Exercise brief — Find every line in the records below that holds the word "trình", and copy it out.

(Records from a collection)
───

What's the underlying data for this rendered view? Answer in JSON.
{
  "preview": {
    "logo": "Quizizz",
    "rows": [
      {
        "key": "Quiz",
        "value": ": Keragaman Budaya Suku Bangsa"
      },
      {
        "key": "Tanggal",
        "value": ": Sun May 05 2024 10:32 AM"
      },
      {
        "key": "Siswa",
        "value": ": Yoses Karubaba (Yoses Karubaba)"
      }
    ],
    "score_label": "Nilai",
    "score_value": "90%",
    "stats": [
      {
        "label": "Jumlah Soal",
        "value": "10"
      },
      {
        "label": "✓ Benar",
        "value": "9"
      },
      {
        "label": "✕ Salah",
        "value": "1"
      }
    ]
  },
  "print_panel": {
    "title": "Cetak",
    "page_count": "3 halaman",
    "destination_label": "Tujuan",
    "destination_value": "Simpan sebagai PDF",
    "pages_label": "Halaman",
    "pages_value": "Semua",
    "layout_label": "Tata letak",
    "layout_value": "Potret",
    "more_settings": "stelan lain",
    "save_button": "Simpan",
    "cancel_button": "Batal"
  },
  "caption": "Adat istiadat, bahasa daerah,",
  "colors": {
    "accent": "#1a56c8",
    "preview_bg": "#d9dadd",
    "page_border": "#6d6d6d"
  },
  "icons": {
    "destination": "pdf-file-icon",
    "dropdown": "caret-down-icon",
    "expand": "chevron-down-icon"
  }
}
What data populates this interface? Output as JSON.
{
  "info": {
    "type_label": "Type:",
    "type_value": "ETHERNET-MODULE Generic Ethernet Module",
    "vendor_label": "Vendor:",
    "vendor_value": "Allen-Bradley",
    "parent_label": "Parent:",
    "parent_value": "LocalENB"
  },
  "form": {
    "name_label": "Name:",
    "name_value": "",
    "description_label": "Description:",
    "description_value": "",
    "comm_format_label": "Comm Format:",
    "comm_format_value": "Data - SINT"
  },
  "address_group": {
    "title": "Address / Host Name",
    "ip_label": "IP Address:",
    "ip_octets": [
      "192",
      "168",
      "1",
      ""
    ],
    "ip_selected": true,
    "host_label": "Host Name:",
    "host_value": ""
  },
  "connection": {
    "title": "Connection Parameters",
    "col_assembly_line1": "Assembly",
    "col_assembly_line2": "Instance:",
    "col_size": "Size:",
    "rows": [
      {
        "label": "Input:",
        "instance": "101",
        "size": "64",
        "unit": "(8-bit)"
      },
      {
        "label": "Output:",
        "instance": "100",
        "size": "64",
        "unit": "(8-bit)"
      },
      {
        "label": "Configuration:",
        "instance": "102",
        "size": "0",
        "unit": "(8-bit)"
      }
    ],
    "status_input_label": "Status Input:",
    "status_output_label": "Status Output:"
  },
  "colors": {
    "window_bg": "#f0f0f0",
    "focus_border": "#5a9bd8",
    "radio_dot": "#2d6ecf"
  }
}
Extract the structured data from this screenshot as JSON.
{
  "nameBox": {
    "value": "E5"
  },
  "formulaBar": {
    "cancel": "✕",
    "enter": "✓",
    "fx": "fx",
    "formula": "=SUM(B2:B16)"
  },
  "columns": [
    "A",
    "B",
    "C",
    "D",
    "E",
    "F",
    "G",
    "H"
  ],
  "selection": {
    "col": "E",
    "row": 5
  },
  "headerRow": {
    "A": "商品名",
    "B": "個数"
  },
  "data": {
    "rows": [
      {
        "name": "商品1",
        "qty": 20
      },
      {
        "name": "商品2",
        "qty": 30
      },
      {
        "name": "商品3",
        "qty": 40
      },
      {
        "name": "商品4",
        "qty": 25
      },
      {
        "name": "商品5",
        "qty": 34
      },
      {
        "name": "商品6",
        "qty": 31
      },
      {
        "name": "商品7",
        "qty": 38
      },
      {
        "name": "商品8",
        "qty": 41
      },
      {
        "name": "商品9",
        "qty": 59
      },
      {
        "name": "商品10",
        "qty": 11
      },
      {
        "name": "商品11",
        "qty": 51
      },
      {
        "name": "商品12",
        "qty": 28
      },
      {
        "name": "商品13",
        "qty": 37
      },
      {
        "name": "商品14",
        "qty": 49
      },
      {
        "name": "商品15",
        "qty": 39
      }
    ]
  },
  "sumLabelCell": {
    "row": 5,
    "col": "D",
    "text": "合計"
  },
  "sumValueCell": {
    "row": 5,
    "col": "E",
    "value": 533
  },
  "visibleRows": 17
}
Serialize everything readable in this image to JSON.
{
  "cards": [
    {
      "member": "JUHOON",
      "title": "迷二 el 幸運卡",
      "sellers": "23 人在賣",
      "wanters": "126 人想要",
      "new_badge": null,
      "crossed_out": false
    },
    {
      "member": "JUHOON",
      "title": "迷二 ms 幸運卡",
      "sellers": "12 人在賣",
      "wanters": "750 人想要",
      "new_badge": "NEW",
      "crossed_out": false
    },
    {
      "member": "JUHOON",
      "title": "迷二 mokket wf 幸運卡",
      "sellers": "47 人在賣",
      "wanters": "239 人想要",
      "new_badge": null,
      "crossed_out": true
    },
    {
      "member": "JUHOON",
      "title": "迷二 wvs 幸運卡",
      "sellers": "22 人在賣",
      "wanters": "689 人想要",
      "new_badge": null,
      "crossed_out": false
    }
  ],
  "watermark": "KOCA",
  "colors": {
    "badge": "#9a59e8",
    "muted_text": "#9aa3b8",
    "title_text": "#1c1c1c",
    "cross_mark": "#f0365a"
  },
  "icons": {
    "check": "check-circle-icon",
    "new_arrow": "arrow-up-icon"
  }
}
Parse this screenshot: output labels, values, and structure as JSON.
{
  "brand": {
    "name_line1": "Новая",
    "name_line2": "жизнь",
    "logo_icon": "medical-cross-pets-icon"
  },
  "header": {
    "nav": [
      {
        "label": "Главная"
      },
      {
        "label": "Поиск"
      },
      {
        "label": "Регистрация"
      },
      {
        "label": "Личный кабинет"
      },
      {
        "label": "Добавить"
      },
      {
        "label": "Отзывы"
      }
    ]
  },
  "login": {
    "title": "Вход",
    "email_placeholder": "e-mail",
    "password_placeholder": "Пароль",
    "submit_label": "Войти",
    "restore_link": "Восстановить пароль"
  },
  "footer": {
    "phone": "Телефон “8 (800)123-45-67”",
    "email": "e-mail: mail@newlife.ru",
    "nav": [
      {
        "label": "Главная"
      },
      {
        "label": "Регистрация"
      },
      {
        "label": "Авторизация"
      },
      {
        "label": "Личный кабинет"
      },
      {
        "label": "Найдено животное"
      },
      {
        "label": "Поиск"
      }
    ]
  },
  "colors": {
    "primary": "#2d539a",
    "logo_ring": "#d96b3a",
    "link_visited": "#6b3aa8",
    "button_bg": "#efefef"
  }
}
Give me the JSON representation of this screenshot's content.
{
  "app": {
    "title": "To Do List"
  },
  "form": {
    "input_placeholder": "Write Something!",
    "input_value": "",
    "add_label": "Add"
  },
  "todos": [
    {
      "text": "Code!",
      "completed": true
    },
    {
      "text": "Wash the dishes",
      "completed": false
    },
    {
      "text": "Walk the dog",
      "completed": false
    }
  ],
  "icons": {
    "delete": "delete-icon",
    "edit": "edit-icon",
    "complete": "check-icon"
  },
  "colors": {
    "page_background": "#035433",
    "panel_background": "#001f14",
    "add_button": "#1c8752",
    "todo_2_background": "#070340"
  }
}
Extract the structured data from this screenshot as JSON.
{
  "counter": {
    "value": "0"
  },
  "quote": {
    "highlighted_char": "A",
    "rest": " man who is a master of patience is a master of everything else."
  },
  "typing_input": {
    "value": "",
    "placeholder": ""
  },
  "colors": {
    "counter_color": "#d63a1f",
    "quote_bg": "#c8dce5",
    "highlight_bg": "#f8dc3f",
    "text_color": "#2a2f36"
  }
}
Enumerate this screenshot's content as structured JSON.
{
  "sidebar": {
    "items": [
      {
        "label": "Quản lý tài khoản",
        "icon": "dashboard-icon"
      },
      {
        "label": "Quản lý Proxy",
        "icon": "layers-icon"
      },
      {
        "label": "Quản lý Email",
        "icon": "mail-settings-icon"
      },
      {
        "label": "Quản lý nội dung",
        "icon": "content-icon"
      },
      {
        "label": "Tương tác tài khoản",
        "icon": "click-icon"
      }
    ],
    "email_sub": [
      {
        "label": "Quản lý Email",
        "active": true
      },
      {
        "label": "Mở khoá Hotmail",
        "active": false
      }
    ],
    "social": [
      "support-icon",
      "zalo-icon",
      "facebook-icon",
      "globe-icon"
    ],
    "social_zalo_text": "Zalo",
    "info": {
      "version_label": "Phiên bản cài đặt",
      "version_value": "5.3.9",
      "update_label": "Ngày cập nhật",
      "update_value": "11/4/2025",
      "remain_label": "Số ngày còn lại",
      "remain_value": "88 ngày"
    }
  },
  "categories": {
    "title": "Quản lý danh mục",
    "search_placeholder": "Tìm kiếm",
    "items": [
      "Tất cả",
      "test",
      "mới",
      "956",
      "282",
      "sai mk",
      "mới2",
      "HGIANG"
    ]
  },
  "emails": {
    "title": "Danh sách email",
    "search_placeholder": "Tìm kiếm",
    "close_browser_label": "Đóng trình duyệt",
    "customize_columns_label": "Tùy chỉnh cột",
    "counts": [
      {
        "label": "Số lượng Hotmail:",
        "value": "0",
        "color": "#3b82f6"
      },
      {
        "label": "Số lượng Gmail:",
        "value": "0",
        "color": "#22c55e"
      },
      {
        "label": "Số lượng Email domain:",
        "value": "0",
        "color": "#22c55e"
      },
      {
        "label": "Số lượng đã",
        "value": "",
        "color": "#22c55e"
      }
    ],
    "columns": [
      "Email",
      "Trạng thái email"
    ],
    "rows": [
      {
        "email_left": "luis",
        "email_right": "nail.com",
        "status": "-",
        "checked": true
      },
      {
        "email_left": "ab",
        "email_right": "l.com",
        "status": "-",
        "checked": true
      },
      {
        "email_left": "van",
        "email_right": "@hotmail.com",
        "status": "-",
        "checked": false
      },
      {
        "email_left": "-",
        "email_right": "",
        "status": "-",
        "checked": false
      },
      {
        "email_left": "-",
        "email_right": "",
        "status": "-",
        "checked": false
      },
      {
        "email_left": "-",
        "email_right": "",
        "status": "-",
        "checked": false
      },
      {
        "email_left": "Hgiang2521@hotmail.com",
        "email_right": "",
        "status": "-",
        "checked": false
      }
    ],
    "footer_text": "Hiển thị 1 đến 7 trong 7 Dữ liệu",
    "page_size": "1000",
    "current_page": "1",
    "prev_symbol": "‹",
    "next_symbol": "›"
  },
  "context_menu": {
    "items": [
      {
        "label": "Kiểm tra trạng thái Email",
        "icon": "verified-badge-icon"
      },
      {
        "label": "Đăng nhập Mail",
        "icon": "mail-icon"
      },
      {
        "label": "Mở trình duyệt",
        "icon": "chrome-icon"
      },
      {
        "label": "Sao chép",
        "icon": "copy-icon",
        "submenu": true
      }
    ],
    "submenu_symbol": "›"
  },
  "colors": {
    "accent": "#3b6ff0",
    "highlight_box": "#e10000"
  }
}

───

Task result —
    "close_browser_label": "Đóng trình duyệt",
        "label": "Mở trình duyệt",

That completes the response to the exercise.